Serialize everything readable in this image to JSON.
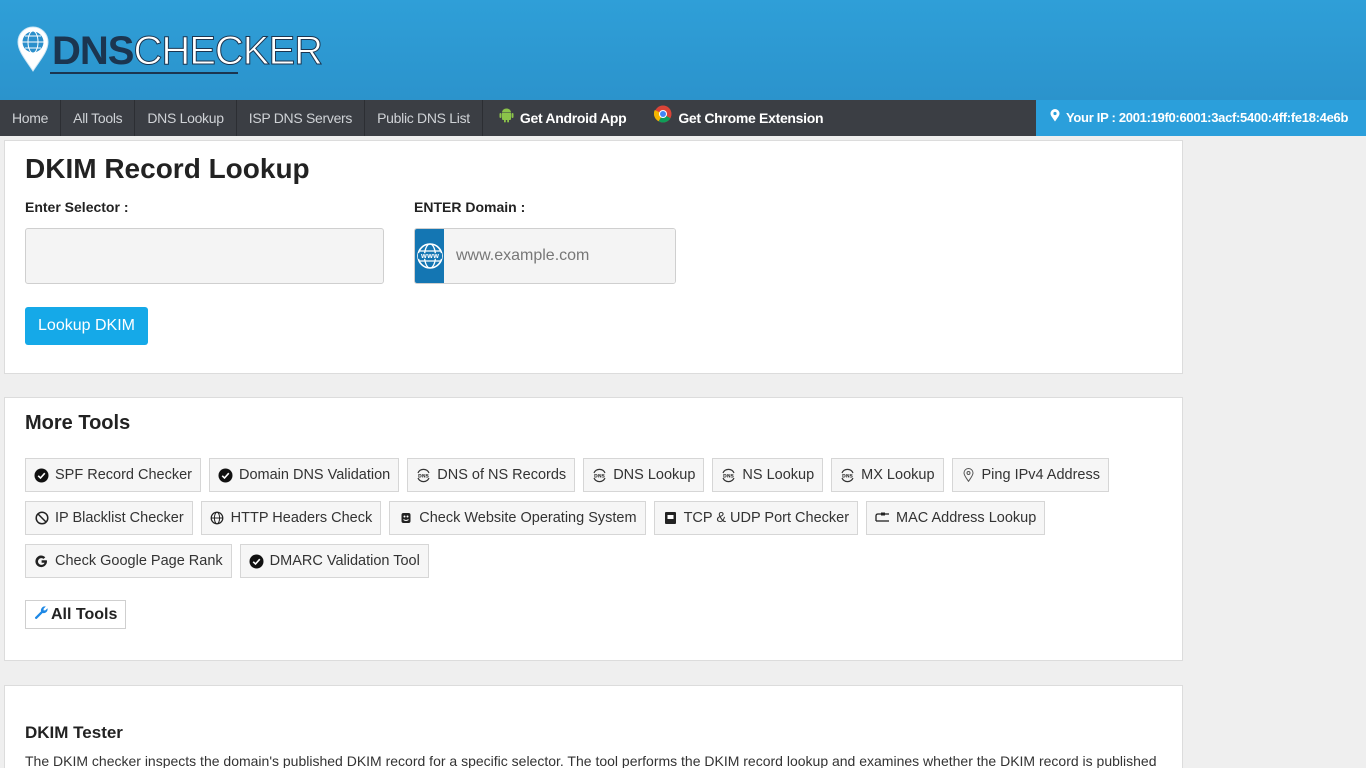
{
  "brand": {
    "logo_text_dns": "DNS",
    "logo_text_checker": "CHECKER",
    "header_color": "#2f9fd8"
  },
  "nav": {
    "items": [
      {
        "label": "Home"
      },
      {
        "label": "All Tools"
      },
      {
        "label": "DNS Lookup"
      },
      {
        "label": "ISP DNS Servers"
      },
      {
        "label": "Public DNS List"
      }
    ],
    "android_label": "Get Android App",
    "chrome_label": "Get Chrome Extension",
    "ip_text": "Your IP : 2001:19f0:6001:3acf:5400:4ff:fe18:4e6b"
  },
  "lookup": {
    "title": "DKIM Record Lookup",
    "selector_label": "Enter Selector :",
    "selector_value": "",
    "domain_label": "ENTER Domain :",
    "domain_placeholder": "www.example.com",
    "button_label": "Lookup DKIM",
    "accent": "#15a9e8"
  },
  "more_tools": {
    "title": "More Tools",
    "items": [
      {
        "label": "SPF Record Checker",
        "icon": "check-circle-icon"
      },
      {
        "label": "Domain DNS Validation",
        "icon": "check-circle-icon"
      },
      {
        "label": "DNS of NS Records",
        "icon": "dns-icon"
      },
      {
        "label": "DNS Lookup",
        "icon": "dns-icon"
      },
      {
        "label": "NS Lookup",
        "icon": "dns-icon"
      },
      {
        "label": "MX Lookup",
        "icon": "dns-icon"
      },
      {
        "label": "Ping IPv4 Address",
        "icon": "location-pin-icon"
      },
      {
        "label": "IP Blacklist Checker",
        "icon": "ban-icon"
      },
      {
        "label": "HTTP Headers Check",
        "icon": "globe-icon"
      },
      {
        "label": "Check Website Operating System",
        "icon": "os-icon"
      },
      {
        "label": "TCP & UDP Port Checker",
        "icon": "port-icon"
      },
      {
        "label": "MAC Address Lookup",
        "icon": "network-cable-icon"
      },
      {
        "label": "Check Google Page Rank",
        "icon": "google-icon"
      },
      {
        "label": "DMARC Validation Tool",
        "icon": "check-circle-icon"
      }
    ],
    "all_tools_label": "All Tools"
  },
  "article": {
    "heading": "DKIM Tester",
    "text": "The DKIM checker inspects the domain's published DKIM record for a specific selector. The tool performs the DKIM record lookup and examines whether the DKIM record is published"
  }
}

Short task:
Look for "title" and pull out every line that has it.

Final result:
    "title": "DKIM Record Lookup",
    "title": "More Tools",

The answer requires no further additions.